Records provided:
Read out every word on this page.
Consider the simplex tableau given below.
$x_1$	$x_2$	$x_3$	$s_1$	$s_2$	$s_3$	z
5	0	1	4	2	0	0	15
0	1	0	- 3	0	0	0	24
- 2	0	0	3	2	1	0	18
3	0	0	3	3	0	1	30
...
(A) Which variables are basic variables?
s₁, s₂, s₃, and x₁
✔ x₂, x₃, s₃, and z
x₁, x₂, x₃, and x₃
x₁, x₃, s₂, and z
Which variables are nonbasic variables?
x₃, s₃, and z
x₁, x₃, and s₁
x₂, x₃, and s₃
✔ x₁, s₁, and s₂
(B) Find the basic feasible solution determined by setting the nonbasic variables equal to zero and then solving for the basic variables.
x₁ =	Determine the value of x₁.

Problem requirements: Looking at the data above, show all lines where the word "Which" occurs.

Solution for this task:
(A) Which variables are basic variables?
Which variables are nonbasic variables?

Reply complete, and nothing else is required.